BEGIN Records provided
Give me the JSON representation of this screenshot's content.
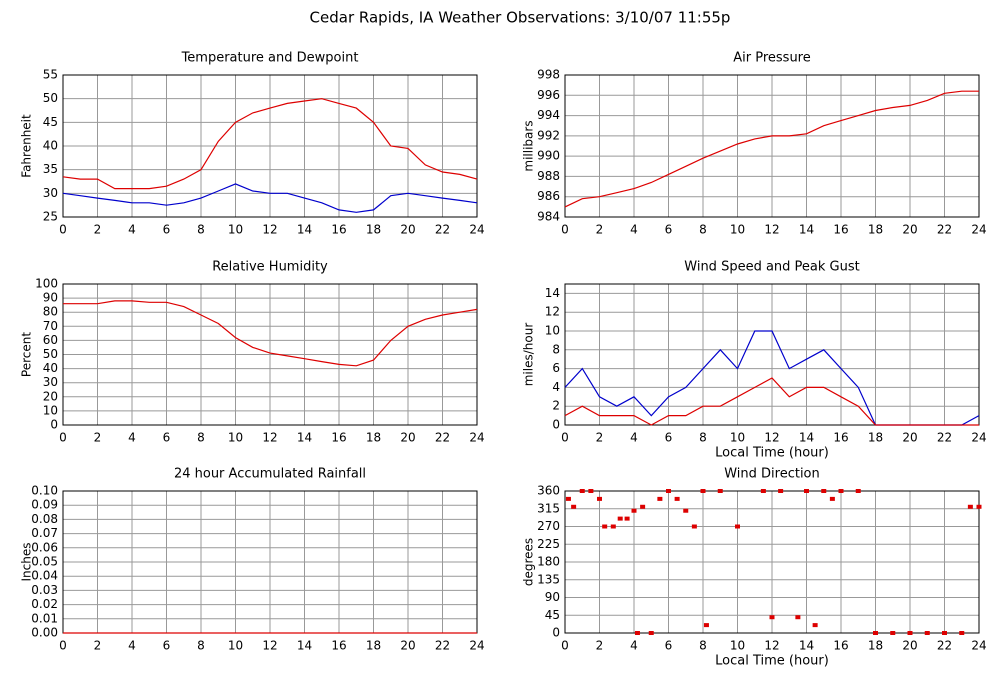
{
  "title": "Cedar Rapids, IA Weather Observations: 3/10/07 11:55p",
  "chart_data": [
    {
      "type": "line",
      "title": "Temperature and Dewpoint",
      "ylabel": "Fahrenheit",
      "x": [
        0,
        1,
        2,
        3,
        4,
        5,
        6,
        7,
        8,
        9,
        10,
        11,
        12,
        13,
        14,
        15,
        16,
        17,
        18,
        19,
        20,
        21,
        22,
        23,
        24
      ],
      "series": [
        {
          "color": "#dd0000",
          "values": [
            33.5,
            33,
            33,
            31,
            31,
            31,
            31.5,
            33,
            35,
            41,
            45,
            47,
            48,
            49,
            49.5,
            50,
            49,
            48,
            45,
            40,
            39.5,
            36,
            34.5,
            34,
            33
          ]
        },
        {
          "color": "#0000cc",
          "values": [
            30,
            29.5,
            29,
            28.5,
            28,
            28,
            27.5,
            28,
            29,
            30.5,
            32,
            30.5,
            30,
            30,
            29,
            28,
            26.5,
            26,
            26.5,
            29.5,
            30,
            29.5,
            29,
            28.5,
            28
          ]
        }
      ],
      "xlim": [
        0,
        24
      ],
      "xticks": [
        0,
        2,
        4,
        6,
        8,
        10,
        12,
        14,
        16,
        18,
        20,
        22,
        24
      ],
      "ylim": [
        25,
        55
      ],
      "yticks": [
        25,
        30,
        35,
        40,
        45,
        50,
        55
      ],
      "grid": true
    },
    {
      "type": "line",
      "title": "Air Pressure",
      "ylabel": "millibars",
      "x": [
        0,
        1,
        2,
        3,
        4,
        5,
        6,
        7,
        8,
        9,
        10,
        11,
        12,
        13,
        14,
        15,
        16,
        17,
        18,
        19,
        20,
        21,
        22,
        23,
        24
      ],
      "series": [
        {
          "color": "#dd0000",
          "values": [
            985,
            985.8,
            986,
            986.4,
            986.8,
            987.4,
            988.2,
            989,
            989.8,
            990.5,
            991.2,
            991.7,
            992,
            992,
            992.2,
            993,
            993.5,
            994,
            994.5,
            994.8,
            995,
            995.5,
            996.2,
            996.4,
            996.4
          ]
        }
      ],
      "xlim": [
        0,
        24
      ],
      "xticks": [
        0,
        2,
        4,
        6,
        8,
        10,
        12,
        14,
        16,
        18,
        20,
        22,
        24
      ],
      "ylim": [
        984,
        998
      ],
      "yticks": [
        984,
        986,
        988,
        990,
        992,
        994,
        996,
        998
      ],
      "grid": true
    },
    {
      "type": "line",
      "title": "Relative Humidity",
      "ylabel": "Percent",
      "x": [
        0,
        1,
        2,
        3,
        4,
        5,
        6,
        7,
        8,
        9,
        10,
        11,
        12,
        13,
        14,
        15,
        16,
        17,
        18,
        19,
        20,
        21,
        22,
        23,
        24
      ],
      "series": [
        {
          "color": "#dd0000",
          "values": [
            86,
            86,
            86,
            88,
            88,
            87,
            87,
            84,
            78,
            72,
            62,
            55,
            51,
            49,
            47,
            45,
            43,
            42,
            46,
            60,
            70,
            75,
            78,
            80,
            82
          ]
        }
      ],
      "xlim": [
        0,
        24
      ],
      "xticks": [
        0,
        2,
        4,
        6,
        8,
        10,
        12,
        14,
        16,
        18,
        20,
        22,
        24
      ],
      "ylim": [
        0,
        100
      ],
      "yticks": [
        0,
        10,
        20,
        30,
        40,
        50,
        60,
        70,
        80,
        90,
        100
      ],
      "grid": true
    },
    {
      "type": "line",
      "title": "Wind Speed and Peak Gust",
      "ylabel": "miles/hour",
      "xlabel": "Local Time (hour)",
      "x": [
        0,
        1,
        2,
        3,
        4,
        5,
        6,
        7,
        8,
        9,
        10,
        11,
        12,
        13,
        14,
        15,
        16,
        17,
        18,
        19,
        20,
        21,
        22,
        23,
        24
      ],
      "series": [
        {
          "color": "#0000cc",
          "values": [
            4,
            6,
            3,
            2,
            3,
            1,
            3,
            4,
            6,
            8,
            6,
            10,
            10,
            6,
            7,
            8,
            6,
            4,
            0,
            0,
            0,
            0,
            0,
            0,
            1
          ]
        },
        {
          "color": "#dd0000",
          "values": [
            1,
            2,
            1,
            1,
            1,
            0,
            1,
            1,
            2,
            2,
            3,
            4,
            5,
            3,
            4,
            4,
            3,
            2,
            0,
            0,
            0,
            0,
            0,
            0,
            0
          ]
        }
      ],
      "xlim": [
        0,
        24
      ],
      "xticks": [
        0,
        2,
        4,
        6,
        8,
        10,
        12,
        14,
        16,
        18,
        20,
        22,
        24
      ],
      "ylim": [
        0,
        15
      ],
      "yticks": [
        0,
        2,
        4,
        6,
        8,
        10,
        12,
        14
      ],
      "grid": true
    },
    {
      "type": "line",
      "title": "24 hour Accumulated Rainfall",
      "ylabel": "Inches",
      "x": [
        0,
        1,
        2,
        3,
        4,
        5,
        6,
        7,
        8,
        9,
        10,
        11,
        12,
        13,
        14,
        15,
        16,
        17,
        18,
        19,
        20,
        21,
        22,
        23,
        24
      ],
      "series": [
        {
          "color": "#dd0000",
          "values": [
            0,
            0,
            0,
            0,
            0,
            0,
            0,
            0,
            0,
            0,
            0,
            0,
            0,
            0,
            0,
            0,
            0,
            0,
            0,
            0,
            0,
            0,
            0,
            0,
            0
          ]
        }
      ],
      "xlim": [
        0,
        24
      ],
      "xticks": [
        0,
        2,
        4,
        6,
        8,
        10,
        12,
        14,
        16,
        18,
        20,
        22,
        24
      ],
      "ylim": [
        0,
        0.1
      ],
      "yticks": [
        {
          "value": 0,
          "label": "0.00"
        },
        {
          "value": 0.01,
          "label": "0.01"
        },
        {
          "value": 0.02,
          "label": "0.02"
        },
        {
          "value": 0.03,
          "label": "0.03"
        },
        {
          "value": 0.04,
          "label": "0.04"
        },
        {
          "value": 0.05,
          "label": "0.05"
        },
        {
          "value": 0.06,
          "label": "0.06"
        },
        {
          "value": 0.07,
          "label": "0.07"
        },
        {
          "value": 0.08,
          "label": "0.08"
        },
        {
          "value": 0.09,
          "label": "0.09"
        },
        {
          "value": 0.1,
          "label": "0.10"
        }
      ],
      "grid": true
    },
    {
      "type": "scatter",
      "title": "Wind Direction",
      "ylabel": "degrees",
      "xlabel": "Local Time (hour)",
      "x": [
        0.2,
        0.5,
        1,
        1.5,
        2,
        2.3,
        2.8,
        3.2,
        3.6,
        4,
        4.2,
        4.5,
        5,
        5.5,
        6,
        6.5,
        7,
        7.5,
        8,
        8.2,
        9,
        10,
        11.5,
        12,
        12.5,
        13.5,
        14,
        14.5,
        15,
        15.5,
        16,
        17,
        18,
        19,
        20,
        21,
        22,
        23,
        23.5,
        24
      ],
      "series": [
        {
          "color": "#dd0000",
          "values": [
            340,
            320,
            360,
            360,
            340,
            270,
            270,
            290,
            290,
            310,
            0,
            320,
            0,
            340,
            360,
            340,
            310,
            270,
            360,
            20,
            360,
            270,
            360,
            40,
            360,
            40,
            360,
            20,
            360,
            340,
            360,
            360,
            0,
            0,
            0,
            0,
            0,
            0,
            320,
            320
          ]
        }
      ],
      "xlim": [
        0,
        24
      ],
      "xticks": [
        0,
        2,
        4,
        6,
        8,
        10,
        12,
        14,
        16,
        18,
        20,
        22,
        24
      ],
      "ylim": [
        0,
        360
      ],
      "yticks": [
        0,
        45,
        90,
        135,
        180,
        225,
        270,
        315,
        360
      ],
      "grid": true
    }
  ]
}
END Records provided
Pick out every line above that contains the word "title" and copy it.

▶ Written reply:
  "title": "Cedar Rapids, IA Weather Observations: 3/10/07 11:55p",
      "title": "Temperature and Dewpoint",
      "title": "Air Pressure",
      "title": "Relative Humidity",
      "title": "Wind Speed and Peak Gust",
      "title": "24 hour Accumulated Rainfall",
      "title": "Wind Direction",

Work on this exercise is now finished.